**GOAL:** Copy out each of the rows below word for word, keeping every line unchanged.

Data taken from a collection:
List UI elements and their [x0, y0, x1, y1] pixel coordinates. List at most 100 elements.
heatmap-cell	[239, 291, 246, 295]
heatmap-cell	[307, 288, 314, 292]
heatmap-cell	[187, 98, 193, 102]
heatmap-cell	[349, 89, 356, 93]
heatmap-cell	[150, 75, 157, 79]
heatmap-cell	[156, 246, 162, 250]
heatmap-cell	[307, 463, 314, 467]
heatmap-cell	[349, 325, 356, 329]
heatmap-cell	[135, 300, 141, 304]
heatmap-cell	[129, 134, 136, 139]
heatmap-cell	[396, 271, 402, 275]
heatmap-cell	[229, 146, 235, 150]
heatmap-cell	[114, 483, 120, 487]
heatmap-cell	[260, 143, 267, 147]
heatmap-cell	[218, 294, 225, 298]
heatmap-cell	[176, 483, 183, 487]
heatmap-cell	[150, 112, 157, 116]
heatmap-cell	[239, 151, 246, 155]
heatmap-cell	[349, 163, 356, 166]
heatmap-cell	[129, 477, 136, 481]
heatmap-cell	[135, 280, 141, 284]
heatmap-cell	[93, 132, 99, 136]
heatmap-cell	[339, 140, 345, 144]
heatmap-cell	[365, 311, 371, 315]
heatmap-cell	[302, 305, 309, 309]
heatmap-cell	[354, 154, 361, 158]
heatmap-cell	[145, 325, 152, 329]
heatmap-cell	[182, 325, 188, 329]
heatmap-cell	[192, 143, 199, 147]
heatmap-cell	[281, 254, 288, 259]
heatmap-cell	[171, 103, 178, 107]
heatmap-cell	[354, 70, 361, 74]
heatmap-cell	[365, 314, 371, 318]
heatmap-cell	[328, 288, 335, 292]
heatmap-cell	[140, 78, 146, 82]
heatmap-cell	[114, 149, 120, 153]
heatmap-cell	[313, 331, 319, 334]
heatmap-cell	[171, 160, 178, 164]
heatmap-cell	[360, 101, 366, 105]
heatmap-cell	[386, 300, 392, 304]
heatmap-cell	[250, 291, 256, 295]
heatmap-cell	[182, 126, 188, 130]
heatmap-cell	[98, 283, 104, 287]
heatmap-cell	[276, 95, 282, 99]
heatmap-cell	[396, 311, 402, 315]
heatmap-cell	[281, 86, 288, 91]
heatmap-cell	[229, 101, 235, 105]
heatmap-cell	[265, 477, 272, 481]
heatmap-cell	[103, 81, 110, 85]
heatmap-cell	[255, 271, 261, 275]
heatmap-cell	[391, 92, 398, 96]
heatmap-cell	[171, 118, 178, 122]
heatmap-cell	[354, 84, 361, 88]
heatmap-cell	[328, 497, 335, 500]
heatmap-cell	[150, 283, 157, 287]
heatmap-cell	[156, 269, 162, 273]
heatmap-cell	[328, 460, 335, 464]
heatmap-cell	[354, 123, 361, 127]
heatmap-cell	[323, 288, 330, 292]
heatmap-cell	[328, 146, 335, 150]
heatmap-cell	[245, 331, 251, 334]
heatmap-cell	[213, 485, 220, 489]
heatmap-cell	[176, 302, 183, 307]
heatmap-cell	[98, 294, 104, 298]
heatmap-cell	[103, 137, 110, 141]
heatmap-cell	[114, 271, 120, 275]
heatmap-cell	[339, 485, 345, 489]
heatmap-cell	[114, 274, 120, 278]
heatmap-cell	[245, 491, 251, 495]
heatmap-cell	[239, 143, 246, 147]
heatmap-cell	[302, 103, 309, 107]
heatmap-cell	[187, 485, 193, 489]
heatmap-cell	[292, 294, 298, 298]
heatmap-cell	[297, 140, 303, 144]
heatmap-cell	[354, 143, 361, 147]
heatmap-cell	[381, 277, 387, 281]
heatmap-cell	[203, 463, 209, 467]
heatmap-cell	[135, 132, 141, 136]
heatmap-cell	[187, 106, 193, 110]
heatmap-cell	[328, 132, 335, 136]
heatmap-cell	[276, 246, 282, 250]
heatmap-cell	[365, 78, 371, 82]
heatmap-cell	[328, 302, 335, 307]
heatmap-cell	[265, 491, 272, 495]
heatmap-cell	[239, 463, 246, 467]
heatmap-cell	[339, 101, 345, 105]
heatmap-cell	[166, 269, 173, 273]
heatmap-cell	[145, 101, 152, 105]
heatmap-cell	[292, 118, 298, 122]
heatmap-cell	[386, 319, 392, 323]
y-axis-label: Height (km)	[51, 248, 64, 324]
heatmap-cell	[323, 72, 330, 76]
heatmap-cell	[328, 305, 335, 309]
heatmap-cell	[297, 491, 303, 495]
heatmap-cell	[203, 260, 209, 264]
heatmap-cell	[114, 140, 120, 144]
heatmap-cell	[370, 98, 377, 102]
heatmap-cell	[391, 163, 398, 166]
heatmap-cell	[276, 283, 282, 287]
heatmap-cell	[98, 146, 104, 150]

**SOLUTION TO THE PROBLEM:**
List UI elements and their [x0, y0, x1, y1] pixel coordinates. List at most 100 elements.
heatmap-cell	[239, 291, 246, 295]
heatmap-cell	[307, 288, 314, 292]
heatmap-cell	[187, 98, 193, 102]
heatmap-cell	[349, 89, 356, 93]
heatmap-cell	[150, 75, 157, 79]
heatmap-cell	[156, 246, 162, 250]
heatmap-cell	[307, 463, 314, 467]
heatmap-cell	[349, 325, 356, 329]
heatmap-cell	[135, 300, 141, 304]
heatmap-cell	[129, 134, 136, 139]
heatmap-cell	[396, 271, 402, 275]
heatmap-cell	[229, 146, 235, 150]
heatmap-cell	[114, 483, 120, 487]
heatmap-cell	[260, 143, 267, 147]
heatmap-cell	[218, 294, 225, 298]
heatmap-cell	[176, 483, 183, 487]
heatmap-cell	[150, 112, 157, 116]
heatmap-cell	[239, 151, 246, 155]
heatmap-cell	[349, 163, 356, 166]
heatmap-cell	[129, 477, 136, 481]
heatmap-cell	[135, 280, 141, 284]
heatmap-cell	[93, 132, 99, 136]
heatmap-cell	[339, 140, 345, 144]
heatmap-cell	[365, 311, 371, 315]
heatmap-cell	[302, 305, 309, 309]
heatmap-cell	[354, 154, 361, 158]
heatmap-cell	[145, 325, 152, 329]
heatmap-cell	[182, 325, 188, 329]
heatmap-cell	[192, 143, 199, 147]
heatmap-cell	[281, 254, 288, 259]
heatmap-cell	[171, 103, 178, 107]
heatmap-cell	[354, 70, 361, 74]
heatmap-cell	[365, 314, 371, 318]
heatmap-cell	[328, 288, 335, 292]
heatmap-cell	[140, 78, 146, 82]
heatmap-cell	[114, 149, 120, 153]
heatmap-cell	[313, 331, 319, 334]
heatmap-cell	[171, 160, 178, 164]
heatmap-cell	[360, 101, 366, 105]
heatmap-cell	[386, 300, 392, 304]
heatmap-cell	[250, 291, 256, 295]
heatmap-cell	[182, 126, 188, 130]
heatmap-cell	[98, 283, 104, 287]
heatmap-cell	[276, 95, 282, 99]
heatmap-cell	[396, 311, 402, 315]
heatmap-cell	[281, 86, 288, 91]
heatmap-cell	[229, 101, 235, 105]
heatmap-cell	[265, 477, 272, 481]
heatmap-cell	[103, 81, 110, 85]
heatmap-cell	[255, 271, 261, 275]
heatmap-cell	[391, 92, 398, 96]
heatmap-cell	[171, 118, 178, 122]
heatmap-cell	[354, 84, 361, 88]
heatmap-cell	[328, 497, 335, 500]
heatmap-cell	[150, 283, 157, 287]
heatmap-cell	[156, 269, 162, 273]
heatmap-cell	[328, 460, 335, 464]
heatmap-cell	[354, 123, 361, 127]
heatmap-cell	[323, 288, 330, 292]
heatmap-cell	[328, 146, 335, 150]
heatmap-cell	[245, 331, 251, 334]
heatmap-cell	[213, 485, 220, 489]
heatmap-cell	[176, 302, 183, 307]
heatmap-cell	[98, 294, 104, 298]
heatmap-cell	[103, 137, 110, 141]
heatmap-cell	[114, 271, 120, 275]
heatmap-cell	[339, 485, 345, 489]
heatmap-cell	[114, 274, 120, 278]
heatmap-cell	[245, 491, 251, 495]
heatmap-cell	[239, 143, 246, 147]
heatmap-cell	[302, 103, 309, 107]
heatmap-cell	[187, 485, 193, 489]
heatmap-cell	[292, 294, 298, 298]
heatmap-cell	[297, 140, 303, 144]
heatmap-cell	[354, 143, 361, 147]
heatmap-cell	[381, 277, 387, 281]
heatmap-cell	[203, 463, 209, 467]
heatmap-cell	[135, 132, 141, 136]
heatmap-cell	[187, 106, 193, 110]
heatmap-cell	[328, 132, 335, 136]
heatmap-cell	[276, 246, 282, 250]
heatmap-cell	[365, 78, 371, 82]
heatmap-cell	[328, 302, 335, 307]
heatmap-cell	[265, 491, 272, 495]
heatmap-cell	[239, 463, 246, 467]
heatmap-cell	[339, 101, 345, 105]
heatmap-cell	[166, 269, 173, 273]
heatmap-cell	[145, 101, 152, 105]
heatmap-cell	[292, 118, 298, 122]
heatmap-cell	[386, 319, 392, 323]
y-axis-label: Height (km)	[51, 248, 64, 324]
heatmap-cell	[323, 72, 330, 76]
heatmap-cell	[328, 305, 335, 309]
heatmap-cell	[297, 491, 303, 495]
heatmap-cell	[203, 260, 209, 264]
heatmap-cell	[114, 140, 120, 144]
heatmap-cell	[370, 98, 377, 102]
heatmap-cell	[391, 163, 398, 166]
heatmap-cell	[276, 283, 282, 287]
heatmap-cell	[98, 146, 104, 150]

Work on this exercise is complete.